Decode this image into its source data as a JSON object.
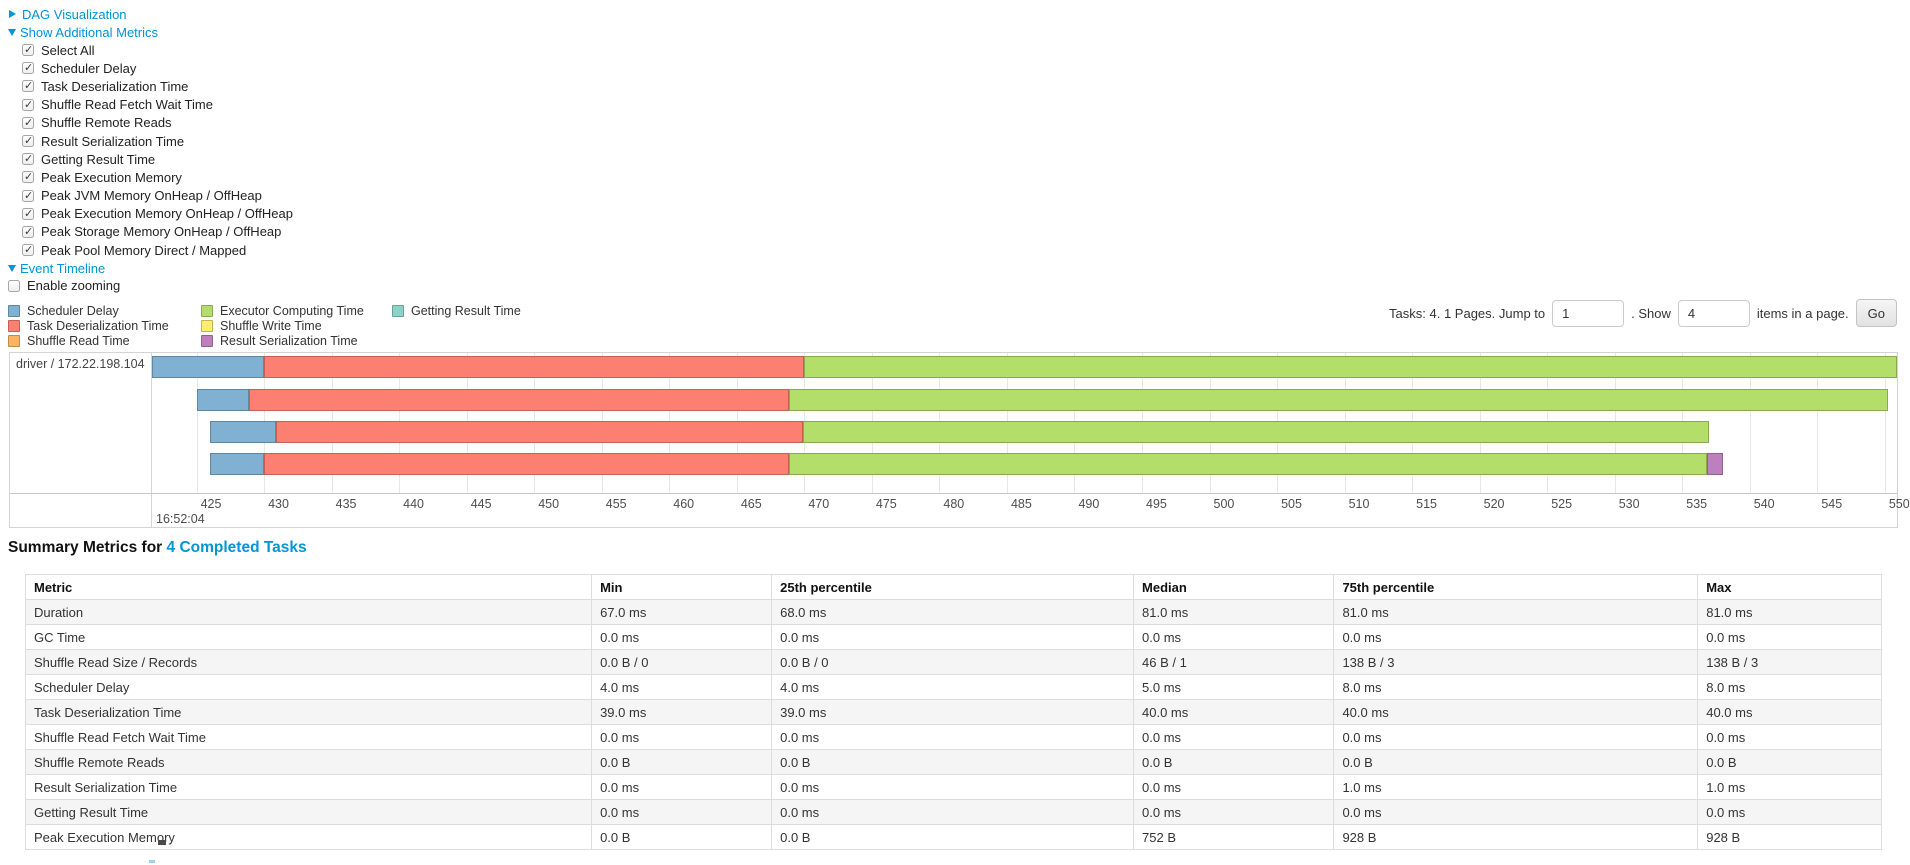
{
  "sections": {
    "dag": {
      "label": "DAG Visualization",
      "state": "collapsed"
    },
    "metrics": {
      "label": "Show Additional Metrics",
      "state": "expanded"
    },
    "timeline": {
      "label": "Event Timeline",
      "state": "expanded"
    }
  },
  "metric_checkboxes": [
    {
      "label": "Select All",
      "checked": true
    },
    {
      "label": "Scheduler Delay",
      "checked": true
    },
    {
      "label": "Task Deserialization Time",
      "checked": true
    },
    {
      "label": "Shuffle Read Fetch Wait Time",
      "checked": true
    },
    {
      "label": "Shuffle Remote Reads",
      "checked": true
    },
    {
      "label": "Result Serialization Time",
      "checked": true
    },
    {
      "label": "Getting Result Time",
      "checked": true
    },
    {
      "label": "Peak Execution Memory",
      "checked": true
    },
    {
      "label": "Peak JVM Memory OnHeap / OffHeap",
      "checked": true
    },
    {
      "label": "Peak Execution Memory OnHeap / OffHeap",
      "checked": true
    },
    {
      "label": "Peak Storage Memory OnHeap / OffHeap",
      "checked": true
    },
    {
      "label": "Peak Pool Memory Direct / Mapped",
      "checked": true
    }
  ],
  "enable_zooming": {
    "label": "Enable zooming",
    "checked": false
  },
  "palette": {
    "scheduler_delay": "#80B1D3",
    "task_deserialization": "#FB8072",
    "shuffle_read": "#FDB462",
    "executor_computing": "#B3DE69",
    "shuffle_write": "#FFED6F",
    "result_serialization": "#BC80BD",
    "getting_result": "#8DD3C7"
  },
  "legend": {
    "columns": [
      [
        {
          "key": "scheduler_delay",
          "label": "Scheduler Delay"
        },
        {
          "key": "task_deserialization",
          "label": "Task Deserialization Time"
        },
        {
          "key": "shuffle_read",
          "label": "Shuffle Read Time"
        }
      ],
      [
        {
          "key": "executor_computing",
          "label": "Executor Computing Time"
        },
        {
          "key": "shuffle_write",
          "label": "Shuffle Write Time"
        },
        {
          "key": "result_serialization",
          "label": "Result Serialization Time"
        }
      ],
      [
        {
          "key": "getting_result",
          "label": "Getting Result Time"
        }
      ]
    ]
  },
  "pagination": {
    "tasks_text": "Tasks: 4. 1 Pages. Jump to",
    "jump_value": "1",
    "show_label": ". Show",
    "show_value": "4",
    "items_text": "items in a page.",
    "go_label": "Go"
  },
  "chart_data": {
    "type": "timeline",
    "group_label": "driver / 172.22.198.104",
    "axis": {
      "min": 421.7,
      "max": 550.9,
      "unit": "ms after 16:52:04",
      "major_label": "16:52:04",
      "ticks": [
        425,
        430,
        435,
        440,
        445,
        450,
        455,
        460,
        465,
        470,
        475,
        480,
        485,
        490,
        495,
        500,
        505,
        510,
        515,
        520,
        525,
        530,
        535,
        540,
        545,
        550
      ]
    },
    "tasks": [
      {
        "segments": [
          {
            "type": "scheduler_delay",
            "start": 421.7,
            "end": 430.0
          },
          {
            "type": "task_deserialization",
            "start": 430.0,
            "end": 470.0
          },
          {
            "type": "executor_computing",
            "start": 470.0,
            "end": 550.9
          }
        ]
      },
      {
        "segments": [
          {
            "type": "scheduler_delay",
            "start": 425.0,
            "end": 428.9
          },
          {
            "type": "task_deserialization",
            "start": 428.9,
            "end": 468.9
          },
          {
            "type": "executor_computing",
            "start": 468.9,
            "end": 550.2
          }
        ]
      },
      {
        "segments": [
          {
            "type": "scheduler_delay",
            "start": 426.0,
            "end": 430.9
          },
          {
            "type": "task_deserialization",
            "start": 430.9,
            "end": 469.9
          },
          {
            "type": "executor_computing",
            "start": 469.9,
            "end": 537.0
          }
        ]
      },
      {
        "segments": [
          {
            "type": "scheduler_delay",
            "start": 426.0,
            "end": 430.0
          },
          {
            "type": "task_deserialization",
            "start": 430.0,
            "end": 468.9
          },
          {
            "type": "executor_computing",
            "start": 468.9,
            "end": 536.8
          },
          {
            "type": "result_serialization",
            "start": 536.8,
            "end": 538.0
          }
        ]
      }
    ]
  },
  "summary": {
    "heading_prefix": "Summary Metrics for",
    "heading_link": "4 Completed Tasks",
    "table": {
      "columns": [
        "Metric",
        "Min",
        "25th percentile",
        "Median",
        "75th percentile",
        "Max"
      ],
      "rows": [
        {
          "metric": "Duration",
          "values": [
            "67.0 ms",
            "68.0 ms",
            "81.0 ms",
            "81.0 ms",
            "81.0 ms"
          ]
        },
        {
          "metric": "GC Time",
          "values": [
            "0.0 ms",
            "0.0 ms",
            "0.0 ms",
            "0.0 ms",
            "0.0 ms"
          ]
        },
        {
          "metric": "Shuffle Read Size / Records",
          "values": [
            "0.0 B / 0",
            "0.0 B / 0",
            "46 B / 1",
            "138 B / 3",
            "138 B / 3"
          ]
        },
        {
          "metric": "Scheduler Delay",
          "values": [
            "4.0 ms",
            "4.0 ms",
            "5.0 ms",
            "8.0 ms",
            "8.0 ms"
          ]
        },
        {
          "metric": "Task Deserialization Time",
          "values": [
            "39.0 ms",
            "39.0 ms",
            "40.0 ms",
            "40.0 ms",
            "40.0 ms"
          ]
        },
        {
          "metric": "Shuffle Read Fetch Wait Time",
          "values": [
            "0.0 ms",
            "0.0 ms",
            "0.0 ms",
            "0.0 ms",
            "0.0 ms"
          ]
        },
        {
          "metric": "Shuffle Remote Reads",
          "values": [
            "0.0 B",
            "0.0 B",
            "0.0 B",
            "0.0 B",
            "0.0 B"
          ]
        },
        {
          "metric": "Result Serialization Time",
          "values": [
            "0.0 ms",
            "0.0 ms",
            "0.0 ms",
            "1.0 ms",
            "1.0 ms"
          ]
        },
        {
          "metric": "Getting Result Time",
          "values": [
            "0.0 ms",
            "0.0 ms",
            "0.0 ms",
            "0.0 ms",
            "0.0 ms"
          ]
        },
        {
          "metric": "Peak Execution Memory",
          "values": [
            "0.0 B",
            "0.0 B",
            "752 B",
            "928 B",
            "928 B"
          ]
        }
      ]
    }
  }
}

_DIRECTIONS:_ Write only the number of lines that include "Remote".

_TASK OUTPUT:_ 2